**Required work:** From the entries that follow, pick out all lines holding "yang".

**Records for the exercise:**
┄┄┄┄┄┄┄┄┄┄

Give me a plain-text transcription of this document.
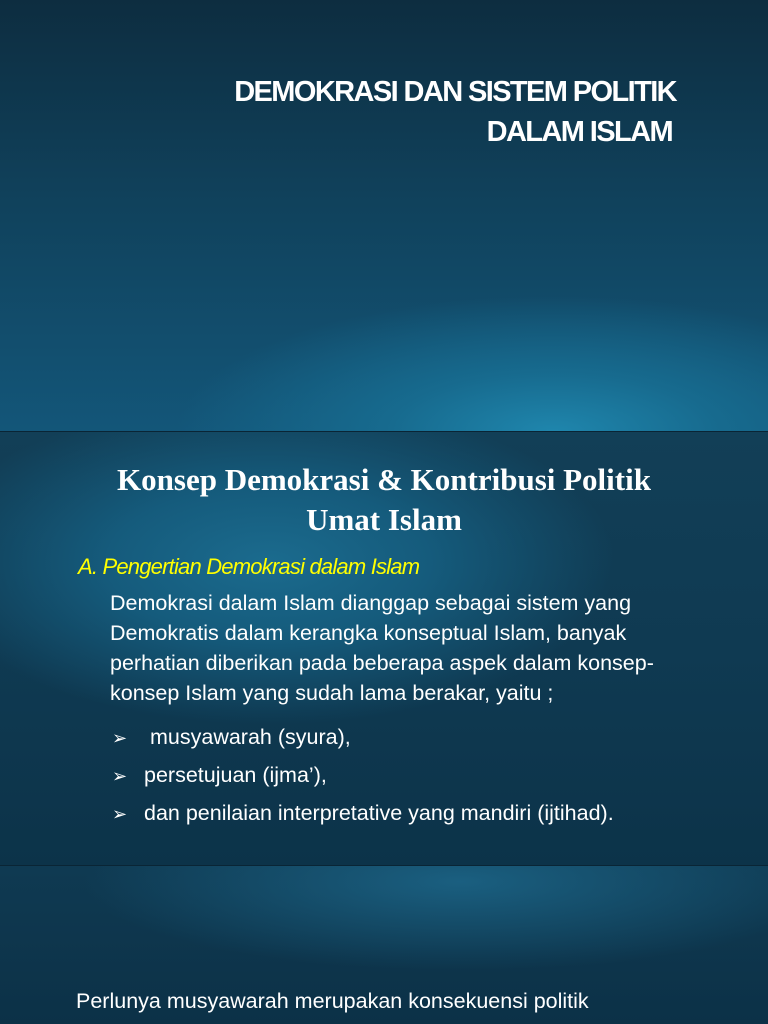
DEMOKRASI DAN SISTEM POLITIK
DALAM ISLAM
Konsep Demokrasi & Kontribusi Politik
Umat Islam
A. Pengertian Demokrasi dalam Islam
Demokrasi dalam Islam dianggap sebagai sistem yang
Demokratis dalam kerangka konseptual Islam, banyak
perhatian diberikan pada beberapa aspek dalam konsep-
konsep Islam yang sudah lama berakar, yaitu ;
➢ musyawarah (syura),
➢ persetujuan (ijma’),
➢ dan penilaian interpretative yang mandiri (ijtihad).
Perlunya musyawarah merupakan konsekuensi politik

┄┄┄┄┄┄┄┄┄┄

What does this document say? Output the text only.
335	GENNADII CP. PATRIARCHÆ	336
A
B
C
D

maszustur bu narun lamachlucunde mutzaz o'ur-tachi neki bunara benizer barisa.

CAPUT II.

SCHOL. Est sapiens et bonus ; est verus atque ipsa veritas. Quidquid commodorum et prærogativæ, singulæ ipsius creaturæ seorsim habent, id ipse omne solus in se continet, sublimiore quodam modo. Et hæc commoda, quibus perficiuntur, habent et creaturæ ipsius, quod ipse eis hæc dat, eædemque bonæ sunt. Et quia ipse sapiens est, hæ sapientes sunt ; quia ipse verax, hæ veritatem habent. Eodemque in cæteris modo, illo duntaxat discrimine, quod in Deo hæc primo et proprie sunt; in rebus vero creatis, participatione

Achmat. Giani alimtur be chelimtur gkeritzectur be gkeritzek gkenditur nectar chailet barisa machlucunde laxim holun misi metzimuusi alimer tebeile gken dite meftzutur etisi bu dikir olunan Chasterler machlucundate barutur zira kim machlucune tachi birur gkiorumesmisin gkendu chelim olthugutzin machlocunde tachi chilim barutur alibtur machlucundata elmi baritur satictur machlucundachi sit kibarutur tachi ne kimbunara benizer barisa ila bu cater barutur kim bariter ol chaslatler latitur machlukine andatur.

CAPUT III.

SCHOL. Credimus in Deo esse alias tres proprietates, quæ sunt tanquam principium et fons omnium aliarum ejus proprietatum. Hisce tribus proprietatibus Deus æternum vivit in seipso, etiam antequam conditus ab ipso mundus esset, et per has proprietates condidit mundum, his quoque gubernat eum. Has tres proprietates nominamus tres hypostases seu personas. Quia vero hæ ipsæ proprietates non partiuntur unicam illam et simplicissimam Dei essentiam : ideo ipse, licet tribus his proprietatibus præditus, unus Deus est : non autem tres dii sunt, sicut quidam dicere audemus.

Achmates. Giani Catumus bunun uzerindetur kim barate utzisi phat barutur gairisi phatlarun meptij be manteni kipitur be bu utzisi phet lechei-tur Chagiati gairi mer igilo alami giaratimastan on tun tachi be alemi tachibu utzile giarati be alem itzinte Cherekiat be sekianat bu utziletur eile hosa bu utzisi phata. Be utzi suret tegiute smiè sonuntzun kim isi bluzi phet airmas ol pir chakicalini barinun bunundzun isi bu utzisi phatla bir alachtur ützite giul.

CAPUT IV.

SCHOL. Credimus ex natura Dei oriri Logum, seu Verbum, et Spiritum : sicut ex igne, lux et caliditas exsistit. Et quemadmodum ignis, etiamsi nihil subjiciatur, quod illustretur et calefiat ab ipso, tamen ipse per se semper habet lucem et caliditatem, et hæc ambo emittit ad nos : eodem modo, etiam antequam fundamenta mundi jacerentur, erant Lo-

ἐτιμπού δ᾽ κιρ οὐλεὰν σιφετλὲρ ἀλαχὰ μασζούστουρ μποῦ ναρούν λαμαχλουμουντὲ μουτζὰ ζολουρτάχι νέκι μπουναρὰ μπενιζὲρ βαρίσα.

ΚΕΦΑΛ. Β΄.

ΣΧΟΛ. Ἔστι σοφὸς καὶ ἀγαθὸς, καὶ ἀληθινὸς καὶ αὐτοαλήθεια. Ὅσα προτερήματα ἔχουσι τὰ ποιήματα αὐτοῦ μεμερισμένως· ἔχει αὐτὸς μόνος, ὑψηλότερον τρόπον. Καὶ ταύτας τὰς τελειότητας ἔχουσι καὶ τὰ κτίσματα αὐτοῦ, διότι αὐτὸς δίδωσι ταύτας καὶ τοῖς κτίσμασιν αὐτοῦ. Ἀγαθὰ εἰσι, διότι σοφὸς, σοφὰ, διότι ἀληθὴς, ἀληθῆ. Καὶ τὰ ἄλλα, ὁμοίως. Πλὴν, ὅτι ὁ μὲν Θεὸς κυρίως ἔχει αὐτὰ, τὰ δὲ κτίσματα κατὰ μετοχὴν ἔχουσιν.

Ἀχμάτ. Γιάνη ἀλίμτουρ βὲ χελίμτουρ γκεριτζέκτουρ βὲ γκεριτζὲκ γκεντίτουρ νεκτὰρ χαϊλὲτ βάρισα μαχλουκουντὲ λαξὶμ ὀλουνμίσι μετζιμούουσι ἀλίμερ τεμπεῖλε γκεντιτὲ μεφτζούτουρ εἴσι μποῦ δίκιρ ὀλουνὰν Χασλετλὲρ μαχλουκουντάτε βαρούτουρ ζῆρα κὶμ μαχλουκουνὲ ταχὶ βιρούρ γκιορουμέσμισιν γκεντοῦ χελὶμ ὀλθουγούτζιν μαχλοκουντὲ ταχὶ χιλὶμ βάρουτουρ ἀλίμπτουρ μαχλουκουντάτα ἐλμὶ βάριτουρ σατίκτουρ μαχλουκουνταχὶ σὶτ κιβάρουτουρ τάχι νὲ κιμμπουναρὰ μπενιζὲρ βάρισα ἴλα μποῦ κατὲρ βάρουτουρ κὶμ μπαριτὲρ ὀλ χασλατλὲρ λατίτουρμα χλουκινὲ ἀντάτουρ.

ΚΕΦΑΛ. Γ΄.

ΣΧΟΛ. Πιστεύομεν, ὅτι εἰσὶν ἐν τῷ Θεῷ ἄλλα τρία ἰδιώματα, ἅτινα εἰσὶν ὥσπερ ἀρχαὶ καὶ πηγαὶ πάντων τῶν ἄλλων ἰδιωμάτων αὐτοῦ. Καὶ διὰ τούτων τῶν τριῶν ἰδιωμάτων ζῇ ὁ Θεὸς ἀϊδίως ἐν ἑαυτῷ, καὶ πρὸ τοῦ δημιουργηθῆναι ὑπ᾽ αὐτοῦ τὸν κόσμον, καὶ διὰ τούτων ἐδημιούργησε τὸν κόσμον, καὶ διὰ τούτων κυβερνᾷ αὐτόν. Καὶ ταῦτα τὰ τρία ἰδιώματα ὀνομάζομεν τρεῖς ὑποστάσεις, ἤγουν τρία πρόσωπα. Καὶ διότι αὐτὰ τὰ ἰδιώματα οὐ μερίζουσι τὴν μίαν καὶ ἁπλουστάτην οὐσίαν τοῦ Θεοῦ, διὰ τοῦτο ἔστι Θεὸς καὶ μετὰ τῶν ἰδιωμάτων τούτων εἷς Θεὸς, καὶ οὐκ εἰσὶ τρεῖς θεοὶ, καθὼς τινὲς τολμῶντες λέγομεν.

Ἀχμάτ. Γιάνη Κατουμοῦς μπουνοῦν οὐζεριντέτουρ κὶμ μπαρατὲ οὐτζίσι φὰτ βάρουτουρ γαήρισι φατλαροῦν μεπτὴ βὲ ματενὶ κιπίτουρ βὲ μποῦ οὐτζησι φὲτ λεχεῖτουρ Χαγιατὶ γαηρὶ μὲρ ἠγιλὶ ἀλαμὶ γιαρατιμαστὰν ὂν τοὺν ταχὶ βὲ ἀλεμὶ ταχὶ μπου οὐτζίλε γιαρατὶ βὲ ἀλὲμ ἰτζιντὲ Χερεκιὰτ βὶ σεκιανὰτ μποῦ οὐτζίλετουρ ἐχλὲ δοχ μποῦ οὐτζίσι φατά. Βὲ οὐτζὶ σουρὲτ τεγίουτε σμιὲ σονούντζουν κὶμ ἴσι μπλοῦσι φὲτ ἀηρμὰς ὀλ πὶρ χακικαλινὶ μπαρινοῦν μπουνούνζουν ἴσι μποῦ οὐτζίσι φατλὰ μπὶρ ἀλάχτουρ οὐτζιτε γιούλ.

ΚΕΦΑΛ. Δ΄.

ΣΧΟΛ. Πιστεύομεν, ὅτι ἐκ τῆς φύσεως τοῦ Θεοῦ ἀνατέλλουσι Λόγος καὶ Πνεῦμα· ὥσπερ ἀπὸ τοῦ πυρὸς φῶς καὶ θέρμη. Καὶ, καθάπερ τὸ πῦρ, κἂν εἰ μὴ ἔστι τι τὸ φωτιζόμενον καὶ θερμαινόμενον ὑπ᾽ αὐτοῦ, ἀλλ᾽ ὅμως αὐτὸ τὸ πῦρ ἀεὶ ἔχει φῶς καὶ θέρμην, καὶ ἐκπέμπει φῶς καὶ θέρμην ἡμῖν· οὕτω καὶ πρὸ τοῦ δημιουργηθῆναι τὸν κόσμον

┄┄┄┄┄┄┄┄┄┄

**Reply to the exercise:**
Demokrasi dalam Islam dianggap sebagai sistem yang
konsep Islam yang sudah lama berakar, yaitu ;
➢ dan penilaian interpretative yang mandiri (ijtihad).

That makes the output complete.